Records from a collection of figures
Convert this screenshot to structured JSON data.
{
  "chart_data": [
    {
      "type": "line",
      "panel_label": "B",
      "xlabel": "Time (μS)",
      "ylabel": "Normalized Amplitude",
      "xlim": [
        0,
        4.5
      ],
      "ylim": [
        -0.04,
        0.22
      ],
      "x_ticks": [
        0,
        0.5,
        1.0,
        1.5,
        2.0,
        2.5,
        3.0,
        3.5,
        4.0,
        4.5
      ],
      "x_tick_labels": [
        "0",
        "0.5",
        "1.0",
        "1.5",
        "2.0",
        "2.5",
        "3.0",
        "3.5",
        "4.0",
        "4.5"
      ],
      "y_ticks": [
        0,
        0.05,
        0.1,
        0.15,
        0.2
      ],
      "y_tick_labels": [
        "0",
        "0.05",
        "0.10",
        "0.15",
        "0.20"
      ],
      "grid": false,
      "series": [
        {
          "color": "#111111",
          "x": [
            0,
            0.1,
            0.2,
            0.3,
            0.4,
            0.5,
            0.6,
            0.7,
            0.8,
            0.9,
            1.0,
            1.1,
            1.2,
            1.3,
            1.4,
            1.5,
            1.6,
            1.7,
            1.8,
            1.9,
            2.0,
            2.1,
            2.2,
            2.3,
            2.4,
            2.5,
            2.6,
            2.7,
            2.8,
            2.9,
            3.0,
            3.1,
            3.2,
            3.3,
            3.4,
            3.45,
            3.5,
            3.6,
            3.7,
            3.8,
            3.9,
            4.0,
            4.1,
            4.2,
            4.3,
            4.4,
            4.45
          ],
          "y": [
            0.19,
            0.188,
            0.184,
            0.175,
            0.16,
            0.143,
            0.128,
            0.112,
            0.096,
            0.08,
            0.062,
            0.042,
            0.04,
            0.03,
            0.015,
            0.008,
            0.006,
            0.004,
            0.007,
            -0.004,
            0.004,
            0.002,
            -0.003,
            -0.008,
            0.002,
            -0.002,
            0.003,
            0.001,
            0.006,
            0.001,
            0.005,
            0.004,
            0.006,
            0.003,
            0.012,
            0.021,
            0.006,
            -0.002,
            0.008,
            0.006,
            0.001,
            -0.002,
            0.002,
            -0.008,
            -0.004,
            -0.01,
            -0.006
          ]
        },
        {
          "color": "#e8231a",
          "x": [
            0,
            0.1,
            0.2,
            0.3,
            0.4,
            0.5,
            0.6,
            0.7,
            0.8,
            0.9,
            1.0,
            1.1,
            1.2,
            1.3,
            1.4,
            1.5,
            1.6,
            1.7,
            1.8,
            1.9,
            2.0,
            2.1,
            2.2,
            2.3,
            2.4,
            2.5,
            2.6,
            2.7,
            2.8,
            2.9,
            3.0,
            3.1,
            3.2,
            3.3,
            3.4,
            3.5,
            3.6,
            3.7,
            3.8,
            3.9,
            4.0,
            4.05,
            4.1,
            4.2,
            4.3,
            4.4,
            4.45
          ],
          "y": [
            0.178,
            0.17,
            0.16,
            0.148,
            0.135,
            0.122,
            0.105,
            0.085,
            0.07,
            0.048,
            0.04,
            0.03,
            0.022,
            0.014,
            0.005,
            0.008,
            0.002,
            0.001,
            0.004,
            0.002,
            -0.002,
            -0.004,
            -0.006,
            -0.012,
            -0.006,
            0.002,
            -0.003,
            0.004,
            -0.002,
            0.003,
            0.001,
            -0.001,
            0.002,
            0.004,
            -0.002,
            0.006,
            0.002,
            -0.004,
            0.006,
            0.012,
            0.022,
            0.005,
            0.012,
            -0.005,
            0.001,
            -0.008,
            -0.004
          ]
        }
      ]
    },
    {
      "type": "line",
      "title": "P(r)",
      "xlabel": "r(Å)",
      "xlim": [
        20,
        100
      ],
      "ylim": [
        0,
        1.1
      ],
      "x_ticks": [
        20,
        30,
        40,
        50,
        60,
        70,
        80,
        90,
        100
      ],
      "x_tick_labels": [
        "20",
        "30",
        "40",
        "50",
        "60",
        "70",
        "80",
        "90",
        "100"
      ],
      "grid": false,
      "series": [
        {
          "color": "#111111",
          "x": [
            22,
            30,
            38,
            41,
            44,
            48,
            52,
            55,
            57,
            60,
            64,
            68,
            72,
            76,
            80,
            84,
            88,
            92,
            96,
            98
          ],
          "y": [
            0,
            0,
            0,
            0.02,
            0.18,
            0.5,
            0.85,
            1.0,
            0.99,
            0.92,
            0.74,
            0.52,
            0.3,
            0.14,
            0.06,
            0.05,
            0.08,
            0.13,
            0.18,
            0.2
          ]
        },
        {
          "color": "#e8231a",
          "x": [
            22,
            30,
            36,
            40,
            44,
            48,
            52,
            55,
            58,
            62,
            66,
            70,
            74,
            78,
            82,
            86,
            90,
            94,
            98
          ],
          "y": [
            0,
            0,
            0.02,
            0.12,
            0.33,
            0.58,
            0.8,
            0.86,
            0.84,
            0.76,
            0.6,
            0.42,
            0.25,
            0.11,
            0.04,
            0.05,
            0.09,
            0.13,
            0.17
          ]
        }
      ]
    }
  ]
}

### EXERCISE AIM
The entries above should be repeated exactly, every one of them.

### SOLUTION FOR THIS PROBLEM
Convert this screenshot to structured JSON data.
{
  "chart_data": [
    {
      "type": "line",
      "panel_label": "B",
      "xlabel": "Time (μS)",
      "ylabel": "Normalized Amplitude",
      "xlim": [
        0,
        4.5
      ],
      "ylim": [
        -0.04,
        0.22
      ],
      "x_ticks": [
        0,
        0.5,
        1.0,
        1.5,
        2.0,
        2.5,
        3.0,
        3.5,
        4.0,
        4.5
      ],
      "x_tick_labels": [
        "0",
        "0.5",
        "1.0",
        "1.5",
        "2.0",
        "2.5",
        "3.0",
        "3.5",
        "4.0",
        "4.5"
      ],
      "y_ticks": [
        0,
        0.05,
        0.1,
        0.15,
        0.2
      ],
      "y_tick_labels": [
        "0",
        "0.05",
        "0.10",
        "0.15",
        "0.20"
      ],
      "grid": false,
      "series": [
        {
          "color": "#111111",
          "x": [
            0,
            0.1,
            0.2,
            0.3,
            0.4,
            0.5,
            0.6,
            0.7,
            0.8,
            0.9,
            1.0,
            1.1,
            1.2,
            1.3,
            1.4,
            1.5,
            1.6,
            1.7,
            1.8,
            1.9,
            2.0,
            2.1,
            2.2,
            2.3,
            2.4,
            2.5,
            2.6,
            2.7,
            2.8,
            2.9,
            3.0,
            3.1,
            3.2,
            3.3,
            3.4,
            3.45,
            3.5,
            3.6,
            3.7,
            3.8,
            3.9,
            4.0,
            4.1,
            4.2,
            4.3,
            4.4,
            4.45
          ],
          "y": [
            0.19,
            0.188,
            0.184,
            0.175,
            0.16,
            0.143,
            0.128,
            0.112,
            0.096,
            0.08,
            0.062,
            0.042,
            0.04,
            0.03,
            0.015,
            0.008,
            0.006,
            0.004,
            0.007,
            -0.004,
            0.004,
            0.002,
            -0.003,
            -0.008,
            0.002,
            -0.002,
            0.003,
            0.001,
            0.006,
            0.001,
            0.005,
            0.004,
            0.006,
            0.003,
            0.012,
            0.021,
            0.006,
            -0.002,
            0.008,
            0.006,
            0.001,
            -0.002,
            0.002,
            -0.008,
            -0.004,
            -0.01,
            -0.006
          ]
        },
        {
          "color": "#e8231a",
          "x": [
            0,
            0.1,
            0.2,
            0.3,
            0.4,
            0.5,
            0.6,
            0.7,
            0.8,
            0.9,
            1.0,
            1.1,
            1.2,
            1.3,
            1.4,
            1.5,
            1.6,
            1.7,
            1.8,
            1.9,
            2.0,
            2.1,
            2.2,
            2.3,
            2.4,
            2.5,
            2.6,
            2.7,
            2.8,
            2.9,
            3.0,
            3.1,
            3.2,
            3.3,
            3.4,
            3.5,
            3.6,
            3.7,
            3.8,
            3.9,
            4.0,
            4.05,
            4.1,
            4.2,
            4.3,
            4.4,
            4.45
          ],
          "y": [
            0.178,
            0.17,
            0.16,
            0.148,
            0.135,
            0.122,
            0.105,
            0.085,
            0.07,
            0.048,
            0.04,
            0.03,
            0.022,
            0.014,
            0.005,
            0.008,
            0.002,
            0.001,
            0.004,
            0.002,
            -0.002,
            -0.004,
            -0.006,
            -0.012,
            -0.006,
            0.002,
            -0.003,
            0.004,
            -0.002,
            0.003,
            0.001,
            -0.001,
            0.002,
            0.004,
            -0.002,
            0.006,
            0.002,
            -0.004,
            0.006,
            0.012,
            0.022,
            0.005,
            0.012,
            -0.005,
            0.001,
            -0.008,
            -0.004
          ]
        }
      ]
    },
    {
      "type": "line",
      "title": "P(r)",
      "xlabel": "r(Å)",
      "xlim": [
        20,
        100
      ],
      "ylim": [
        0,
        1.1
      ],
      "x_ticks": [
        20,
        30,
        40,
        50,
        60,
        70,
        80,
        90,
        100
      ],
      "x_tick_labels": [
        "20",
        "30",
        "40",
        "50",
        "60",
        "70",
        "80",
        "90",
        "100"
      ],
      "grid": false,
      "series": [
        {
          "color": "#111111",
          "x": [
            22,
            30,
            38,
            41,
            44,
            48,
            52,
            55,
            57,
            60,
            64,
            68,
            72,
            76,
            80,
            84,
            88,
            92,
            96,
            98
          ],
          "y": [
            0,
            0,
            0,
            0.02,
            0.18,
            0.5,
            0.85,
            1.0,
            0.99,
            0.92,
            0.74,
            0.52,
            0.3,
            0.14,
            0.06,
            0.05,
            0.08,
            0.13,
            0.18,
            0.2
          ]
        },
        {
          "color": "#e8231a",
          "x": [
            22,
            30,
            36,
            40,
            44,
            48,
            52,
            55,
            58,
            62,
            66,
            70,
            74,
            78,
            82,
            86,
            90,
            94,
            98
          ],
          "y": [
            0,
            0,
            0.02,
            0.12,
            0.33,
            0.58,
            0.8,
            0.86,
            0.84,
            0.76,
            0.6,
            0.42,
            0.25,
            0.11,
            0.04,
            0.05,
            0.09,
            0.13,
            0.17
          ]
        }
      ]
    }
  ]
}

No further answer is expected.